▶ [EXERCISE INSTRUCTIONS] Keep only the lines of the listing that include the word "this", and copy them.

▶ [DATA ENTRIES]

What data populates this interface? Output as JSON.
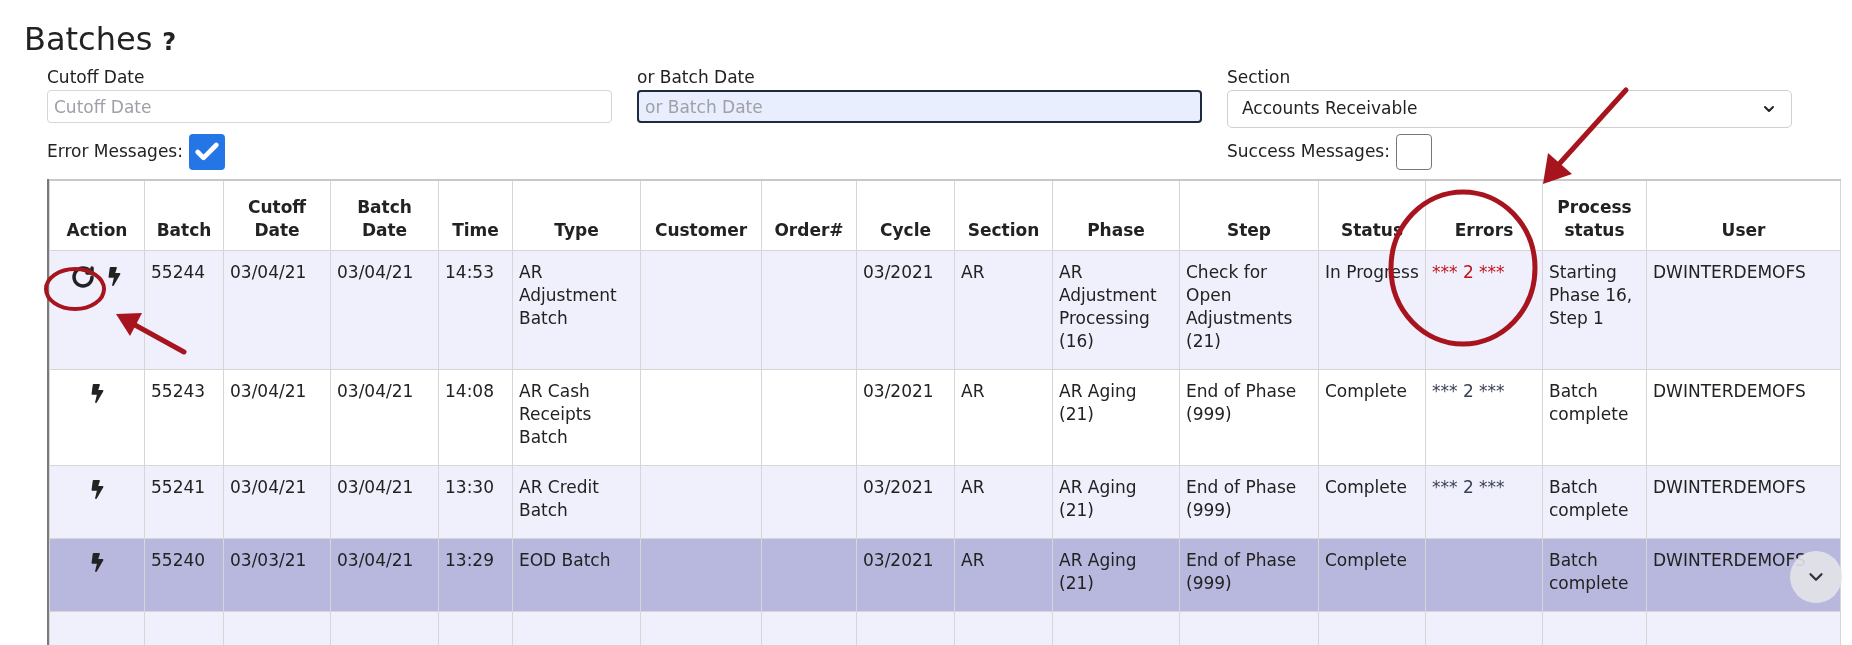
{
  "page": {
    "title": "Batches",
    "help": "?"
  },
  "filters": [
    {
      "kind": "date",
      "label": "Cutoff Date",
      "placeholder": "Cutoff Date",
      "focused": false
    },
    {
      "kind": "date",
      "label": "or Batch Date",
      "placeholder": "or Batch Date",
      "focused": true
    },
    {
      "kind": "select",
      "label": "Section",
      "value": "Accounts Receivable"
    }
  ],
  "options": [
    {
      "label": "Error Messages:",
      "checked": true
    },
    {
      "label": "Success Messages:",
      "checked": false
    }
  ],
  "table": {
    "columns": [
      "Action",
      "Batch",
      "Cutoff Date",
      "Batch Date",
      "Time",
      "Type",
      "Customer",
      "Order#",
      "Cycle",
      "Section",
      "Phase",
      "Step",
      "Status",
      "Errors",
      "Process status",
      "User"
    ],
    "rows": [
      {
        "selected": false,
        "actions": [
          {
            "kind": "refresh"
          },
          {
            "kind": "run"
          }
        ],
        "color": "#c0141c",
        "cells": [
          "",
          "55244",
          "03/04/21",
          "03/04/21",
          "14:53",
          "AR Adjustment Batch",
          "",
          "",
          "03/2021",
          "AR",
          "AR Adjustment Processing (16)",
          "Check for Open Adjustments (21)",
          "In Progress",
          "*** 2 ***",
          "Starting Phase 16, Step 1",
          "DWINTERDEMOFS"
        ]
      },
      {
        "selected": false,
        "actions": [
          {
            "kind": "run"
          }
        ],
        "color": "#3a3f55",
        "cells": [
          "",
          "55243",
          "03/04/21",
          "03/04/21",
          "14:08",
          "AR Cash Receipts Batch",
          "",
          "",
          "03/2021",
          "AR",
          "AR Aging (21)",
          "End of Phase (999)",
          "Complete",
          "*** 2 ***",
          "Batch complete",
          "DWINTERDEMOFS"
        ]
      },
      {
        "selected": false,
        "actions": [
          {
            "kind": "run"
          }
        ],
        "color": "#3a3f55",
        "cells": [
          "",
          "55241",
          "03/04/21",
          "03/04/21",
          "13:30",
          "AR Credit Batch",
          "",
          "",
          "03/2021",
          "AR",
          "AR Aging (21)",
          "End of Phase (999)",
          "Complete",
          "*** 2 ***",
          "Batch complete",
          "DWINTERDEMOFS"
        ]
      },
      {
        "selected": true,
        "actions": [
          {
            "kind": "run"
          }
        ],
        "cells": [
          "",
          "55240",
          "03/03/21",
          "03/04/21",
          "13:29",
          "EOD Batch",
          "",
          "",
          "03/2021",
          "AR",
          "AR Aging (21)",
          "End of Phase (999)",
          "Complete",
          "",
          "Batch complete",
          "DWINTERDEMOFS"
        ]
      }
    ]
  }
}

* * *

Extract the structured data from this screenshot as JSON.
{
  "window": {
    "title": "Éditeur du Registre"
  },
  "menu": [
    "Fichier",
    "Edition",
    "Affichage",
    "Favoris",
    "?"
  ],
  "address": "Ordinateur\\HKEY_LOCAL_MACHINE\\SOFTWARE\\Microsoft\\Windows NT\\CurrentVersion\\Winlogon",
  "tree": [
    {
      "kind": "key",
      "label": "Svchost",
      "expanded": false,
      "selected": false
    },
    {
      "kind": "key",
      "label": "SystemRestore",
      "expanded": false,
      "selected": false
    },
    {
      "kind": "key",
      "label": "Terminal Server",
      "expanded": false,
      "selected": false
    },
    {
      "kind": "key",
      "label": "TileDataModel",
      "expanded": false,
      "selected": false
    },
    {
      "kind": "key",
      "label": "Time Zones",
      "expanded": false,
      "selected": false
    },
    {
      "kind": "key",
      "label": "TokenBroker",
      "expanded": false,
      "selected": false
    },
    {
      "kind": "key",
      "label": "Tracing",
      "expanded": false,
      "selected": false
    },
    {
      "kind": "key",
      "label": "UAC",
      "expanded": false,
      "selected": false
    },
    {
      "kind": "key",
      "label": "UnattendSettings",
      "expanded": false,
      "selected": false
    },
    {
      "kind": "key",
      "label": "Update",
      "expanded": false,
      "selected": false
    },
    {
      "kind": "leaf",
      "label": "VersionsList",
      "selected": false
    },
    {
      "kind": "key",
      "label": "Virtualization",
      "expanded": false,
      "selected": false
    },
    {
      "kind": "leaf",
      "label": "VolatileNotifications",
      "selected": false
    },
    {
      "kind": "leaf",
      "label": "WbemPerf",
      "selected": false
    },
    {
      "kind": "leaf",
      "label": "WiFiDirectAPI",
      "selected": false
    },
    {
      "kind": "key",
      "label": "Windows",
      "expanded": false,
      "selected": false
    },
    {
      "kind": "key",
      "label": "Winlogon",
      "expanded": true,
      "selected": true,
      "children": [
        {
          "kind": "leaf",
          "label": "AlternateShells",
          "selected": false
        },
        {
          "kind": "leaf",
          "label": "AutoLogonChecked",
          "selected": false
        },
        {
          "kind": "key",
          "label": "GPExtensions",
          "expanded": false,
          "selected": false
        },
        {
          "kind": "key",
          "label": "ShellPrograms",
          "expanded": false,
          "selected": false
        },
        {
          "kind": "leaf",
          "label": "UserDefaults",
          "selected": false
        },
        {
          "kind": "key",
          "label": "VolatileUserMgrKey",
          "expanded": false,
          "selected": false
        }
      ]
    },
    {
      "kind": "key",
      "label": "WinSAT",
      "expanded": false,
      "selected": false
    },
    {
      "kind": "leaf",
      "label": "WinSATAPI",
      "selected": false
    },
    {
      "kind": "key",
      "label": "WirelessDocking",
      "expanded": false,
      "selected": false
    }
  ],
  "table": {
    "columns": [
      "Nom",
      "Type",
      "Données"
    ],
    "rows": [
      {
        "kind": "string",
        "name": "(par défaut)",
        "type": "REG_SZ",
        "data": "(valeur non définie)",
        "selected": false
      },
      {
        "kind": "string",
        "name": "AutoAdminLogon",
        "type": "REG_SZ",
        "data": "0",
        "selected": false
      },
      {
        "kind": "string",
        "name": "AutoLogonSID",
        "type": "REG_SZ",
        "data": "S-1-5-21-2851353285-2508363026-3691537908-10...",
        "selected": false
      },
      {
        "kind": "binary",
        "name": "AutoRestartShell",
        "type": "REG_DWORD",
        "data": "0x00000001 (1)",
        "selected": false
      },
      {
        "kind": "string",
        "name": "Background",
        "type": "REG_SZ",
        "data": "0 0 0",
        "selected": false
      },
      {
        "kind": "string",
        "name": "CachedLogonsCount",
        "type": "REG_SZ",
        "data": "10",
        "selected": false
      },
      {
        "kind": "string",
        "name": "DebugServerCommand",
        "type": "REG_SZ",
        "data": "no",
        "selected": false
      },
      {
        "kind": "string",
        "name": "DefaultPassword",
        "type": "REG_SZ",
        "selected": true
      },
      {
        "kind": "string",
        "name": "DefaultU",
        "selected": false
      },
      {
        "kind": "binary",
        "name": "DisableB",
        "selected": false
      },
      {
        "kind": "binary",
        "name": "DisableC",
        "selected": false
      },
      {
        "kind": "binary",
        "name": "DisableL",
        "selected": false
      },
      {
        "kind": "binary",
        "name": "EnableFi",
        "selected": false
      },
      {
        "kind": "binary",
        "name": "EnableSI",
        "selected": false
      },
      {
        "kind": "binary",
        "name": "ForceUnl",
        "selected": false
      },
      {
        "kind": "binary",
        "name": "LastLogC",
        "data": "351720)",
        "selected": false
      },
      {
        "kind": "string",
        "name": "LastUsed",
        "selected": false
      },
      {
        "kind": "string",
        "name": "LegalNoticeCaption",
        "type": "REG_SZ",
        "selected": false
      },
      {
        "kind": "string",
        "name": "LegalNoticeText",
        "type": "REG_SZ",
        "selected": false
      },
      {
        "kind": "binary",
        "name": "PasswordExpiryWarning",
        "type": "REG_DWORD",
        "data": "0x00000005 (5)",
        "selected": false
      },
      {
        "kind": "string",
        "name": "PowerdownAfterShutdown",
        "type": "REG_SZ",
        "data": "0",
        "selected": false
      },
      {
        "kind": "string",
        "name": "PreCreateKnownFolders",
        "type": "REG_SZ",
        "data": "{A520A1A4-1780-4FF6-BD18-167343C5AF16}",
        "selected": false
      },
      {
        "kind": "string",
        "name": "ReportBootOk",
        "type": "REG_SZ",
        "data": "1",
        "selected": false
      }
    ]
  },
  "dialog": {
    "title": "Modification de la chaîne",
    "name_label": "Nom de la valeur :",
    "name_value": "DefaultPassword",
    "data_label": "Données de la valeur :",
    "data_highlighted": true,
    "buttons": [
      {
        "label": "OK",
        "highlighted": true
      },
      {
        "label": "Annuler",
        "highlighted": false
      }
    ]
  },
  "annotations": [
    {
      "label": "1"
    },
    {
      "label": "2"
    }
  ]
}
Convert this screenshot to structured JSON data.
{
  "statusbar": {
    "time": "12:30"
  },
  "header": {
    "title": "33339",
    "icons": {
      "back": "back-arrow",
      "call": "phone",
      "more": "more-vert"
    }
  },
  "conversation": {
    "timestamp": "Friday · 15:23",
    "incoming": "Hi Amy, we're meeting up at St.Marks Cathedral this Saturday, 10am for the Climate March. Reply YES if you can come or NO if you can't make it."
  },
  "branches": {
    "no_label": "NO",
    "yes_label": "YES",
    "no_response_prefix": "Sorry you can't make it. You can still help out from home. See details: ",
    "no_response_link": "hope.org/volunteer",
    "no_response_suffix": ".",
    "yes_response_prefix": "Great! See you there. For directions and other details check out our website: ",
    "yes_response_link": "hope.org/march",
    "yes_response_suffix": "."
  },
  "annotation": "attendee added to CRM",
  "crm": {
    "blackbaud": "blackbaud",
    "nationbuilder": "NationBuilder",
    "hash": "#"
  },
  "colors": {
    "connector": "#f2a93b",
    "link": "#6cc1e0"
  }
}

▶ [RESULT]
What data populates this interface? Output as JSON.
Extract the structured data from this screenshot as JSON.
Convert this screenshot to structured JSON data.
    "incoming": "Hi Amy, we're meeting up at St.Marks Cathedral this Saturday, 10am for the Climate March. Reply YES if you can come or NO if you can't make it."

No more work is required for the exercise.